**SET PROBLEM**.
Copy every entry word for word. Skip the pictures.

**DATA**.
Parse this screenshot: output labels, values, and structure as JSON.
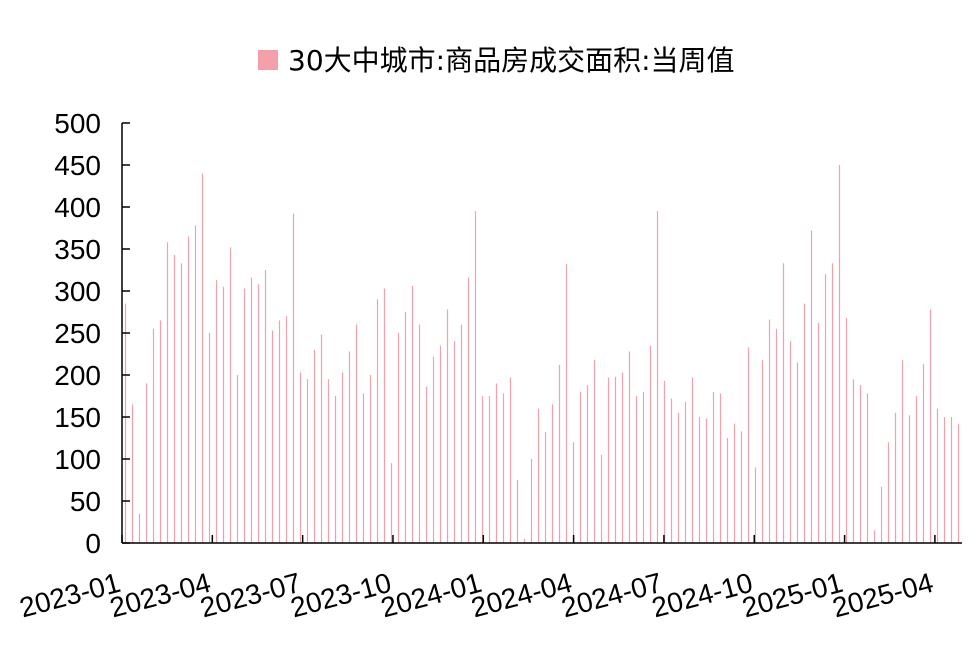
{
  "chart_data": {
    "type": "bar",
    "legend": {
      "label": "30大中城市:商品房成交面积:当周值",
      "position": "top-center"
    },
    "series": [
      {
        "name": "30大中城市:商品房成交面积:当周值",
        "color": "#f4a0a8",
        "values": [
          285,
          165,
          35,
          190,
          255,
          265,
          358,
          343,
          333,
          365,
          378,
          440,
          250,
          313,
          305,
          352,
          200,
          303,
          316,
          308,
          325,
          253,
          265,
          270,
          392,
          203,
          195,
          230,
          248,
          195,
          175,
          203,
          228,
          260,
          178,
          200,
          290,
          303,
          95,
          250,
          275,
          306,
          260,
          186,
          222,
          235,
          278,
          240,
          260,
          316,
          395,
          175,
          175,
          190,
          178,
          197,
          75,
          5,
          100,
          160,
          132,
          165,
          212,
          332,
          120,
          180,
          188,
          218,
          105,
          197,
          198,
          203,
          228,
          175,
          180,
          235,
          395,
          193,
          172,
          155,
          168,
          197,
          150,
          148,
          180,
          178,
          125,
          142,
          133,
          233,
          90,
          218,
          266,
          255,
          333,
          240,
          215,
          285,
          372,
          262,
          320,
          333,
          450,
          268,
          195,
          188,
          178,
          15,
          67,
          120,
          155,
          218,
          152,
          175,
          213,
          278,
          160,
          150,
          150,
          142
        ]
      }
    ],
    "x_tick_labels": [
      "2023-01",
      "2023-04",
      "2023-07",
      "2023-10",
      "2024-01",
      "2024-04",
      "2024-07",
      "2024-10",
      "2025-01",
      "2025-04"
    ],
    "y_tick_labels": [
      "0",
      "50",
      "100",
      "150",
      "200",
      "250",
      "300",
      "350",
      "400",
      "450",
      "500"
    ],
    "ylim": [
      0,
      500
    ],
    "grid": false,
    "xlabel": "",
    "ylabel": ""
  }
}
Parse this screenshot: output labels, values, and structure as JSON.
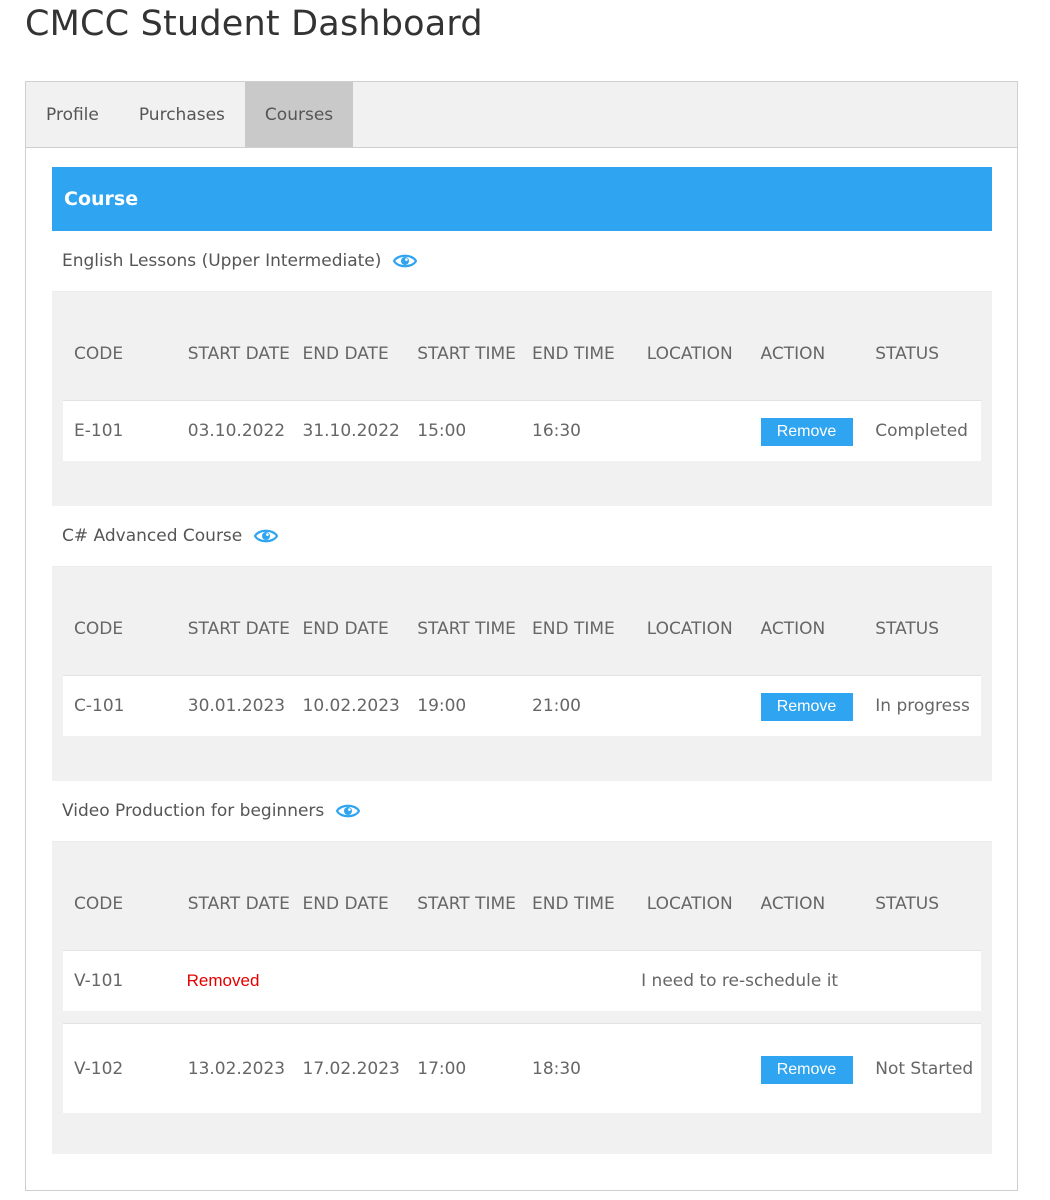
{
  "page": {
    "title": "CMCC Student Dashboard"
  },
  "tabs": [
    {
      "label": "Profile",
      "active": false
    },
    {
      "label": "Purchases",
      "active": false
    },
    {
      "label": "Courses",
      "active": true
    }
  ],
  "course_section": {
    "header": "Course",
    "columns": [
      "CODE",
      "START DATE",
      "END DATE",
      "START TIME",
      "END TIME",
      "LOCATION",
      "ACTION",
      "STATUS"
    ],
    "courses": [
      {
        "title": "English Lessons (Upper Intermediate)",
        "icon": "eye-icon",
        "rows": [
          {
            "code": "E-101",
            "start_date": "03.10.2022",
            "end_date": "31.10.2022",
            "start_time": "15:00",
            "end_time": "16:30",
            "location": "",
            "action": "Remove",
            "status": "Completed"
          }
        ]
      },
      {
        "title": "C# Advanced Course",
        "icon": "eye-icon",
        "rows": [
          {
            "code": "C-101",
            "start_date": "30.01.2023",
            "end_date": "10.02.2023",
            "start_time": "19:00",
            "end_time": "21:00",
            "location": "",
            "action": "Remove",
            "status": "In progress"
          }
        ]
      },
      {
        "title": "Video Production for beginners",
        "icon": "eye-icon",
        "rows": [
          {
            "code": "V-101",
            "removed_label": "Removed",
            "note": "I need to re-schedule it"
          },
          {
            "code": "V-102",
            "start_date": "13.02.2023",
            "end_date": "17.02.2023",
            "start_time": "17:00",
            "end_time": "18:30",
            "location": "",
            "action": "Remove",
            "status": "Not Started"
          }
        ]
      }
    ]
  },
  "colors": {
    "accent": "#2fa4f0",
    "removed": "#e50000",
    "tab_active": "#c9c9c9",
    "panel_bg": "#f1f1f1"
  }
}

**OUTPUT**.
Parse this screenshot: output labels, values, and structure as JSON.
{
  "chart_data": {
    "type": "bar",
    "legend": {
      "label": "30大中城市:商品房成交面积:当周值",
      "position": "top-center"
    },
    "series": [
      {
        "name": "30大中城市:商品房成交面积:当周值",
        "color": "#f4a0a8",
        "values": [
          285,
          165,
          35,
          190,
          255,
          265,
          358,
          343,
          333,
          365,
          378,
          440,
          250,
          313,
          305,
          352,
          200,
          303,
          316,
          308,
          325,
          253,
          265,
          270,
          392,
          203,
          195,
          230,
          248,
          195,
          175,
          203,
          228,
          260,
          178,
          200,
          290,
          303,
          95,
          250,
          275,
          306,
          260,
          186,
          222,
          235,
          278,
          240,
          260,
          316,
          395,
          175,
          175,
          190,
          178,
          197,
          75,
          5,
          100,
          160,
          132,
          165,
          212,
          332,
          120,
          180,
          188,
          218,
          105,
          197,
          198,
          203,
          228,
          175,
          180,
          235,
          395,
          193,
          172,
          155,
          168,
          197,
          150,
          148,
          180,
          178,
          125,
          142,
          133,
          233,
          90,
          218,
          266,
          255,
          333,
          240,
          215,
          285,
          372,
          262,
          320,
          333,
          450,
          268,
          195,
          188,
          178,
          15,
          67,
          120,
          155,
          218,
          152,
          175,
          213,
          278,
          160,
          150,
          150,
          142
        ]
      }
    ],
    "x_tick_labels": [
      "2023-01",
      "2023-04",
      "2023-07",
      "2023-10",
      "2024-01",
      "2024-04",
      "2024-07",
      "2024-10",
      "2025-01",
      "2025-04"
    ],
    "y_tick_labels": [
      "0",
      "50",
      "100",
      "150",
      "200",
      "250",
      "300",
      "350",
      "400",
      "450",
      "500"
    ],
    "ylim": [
      0,
      500
    ],
    "grid": false,
    "xlabel": "",
    "ylabel": ""
  }
}
Parse this screenshot: output labels, values, and structure as JSON.
{
  "page": {
    "title": "CMCC Student Dashboard"
  },
  "tabs": [
    {
      "label": "Profile",
      "active": false
    },
    {
      "label": "Purchases",
      "active": false
    },
    {
      "label": "Courses",
      "active": true
    }
  ],
  "course_section": {
    "header": "Course",
    "columns": [
      "CODE",
      "START DATE",
      "END DATE",
      "START TIME",
      "END TIME",
      "LOCATION",
      "ACTION",
      "STATUS"
    ],
    "courses": [
      {
        "title": "English Lessons (Upper Intermediate)",
        "icon": "eye-icon",
        "rows": [
          {
            "code": "E-101",
            "start_date": "03.10.2022",
            "end_date": "31.10.2022",
            "start_time": "15:00",
            "end_time": "16:30",
            "location": "",
            "action": "Remove",
            "status": "Completed"
          }
        ]
      },
      {
        "title": "C# Advanced Course",
        "icon": "eye-icon",
        "rows": [
          {
            "code": "C-101",
            "start_date": "30.01.2023",
            "end_date": "10.02.2023",
            "start_time": "19:00",
            "end_time": "21:00",
            "location": "",
            "action": "Remove",
            "status": "In progress"
          }
        ]
      },
      {
        "title": "Video Production for beginners",
        "icon": "eye-icon",
        "rows": [
          {
            "code": "V-101",
            "removed_label": "Removed",
            "note": "I need to re-schedule it"
          },
          {
            "code": "V-102",
            "start_date": "13.02.2023",
            "end_date": "17.02.2023",
            "start_time": "17:00",
            "end_time": "18:30",
            "location": "",
            "action": "Remove",
            "status": "Not Started"
          }
        ]
      }
    ]
  },
  "colors": {
    "accent": "#2fa4f0",
    "removed": "#e50000",
    "tab_active": "#c9c9c9",
    "panel_bg": "#f1f1f1"
  }
}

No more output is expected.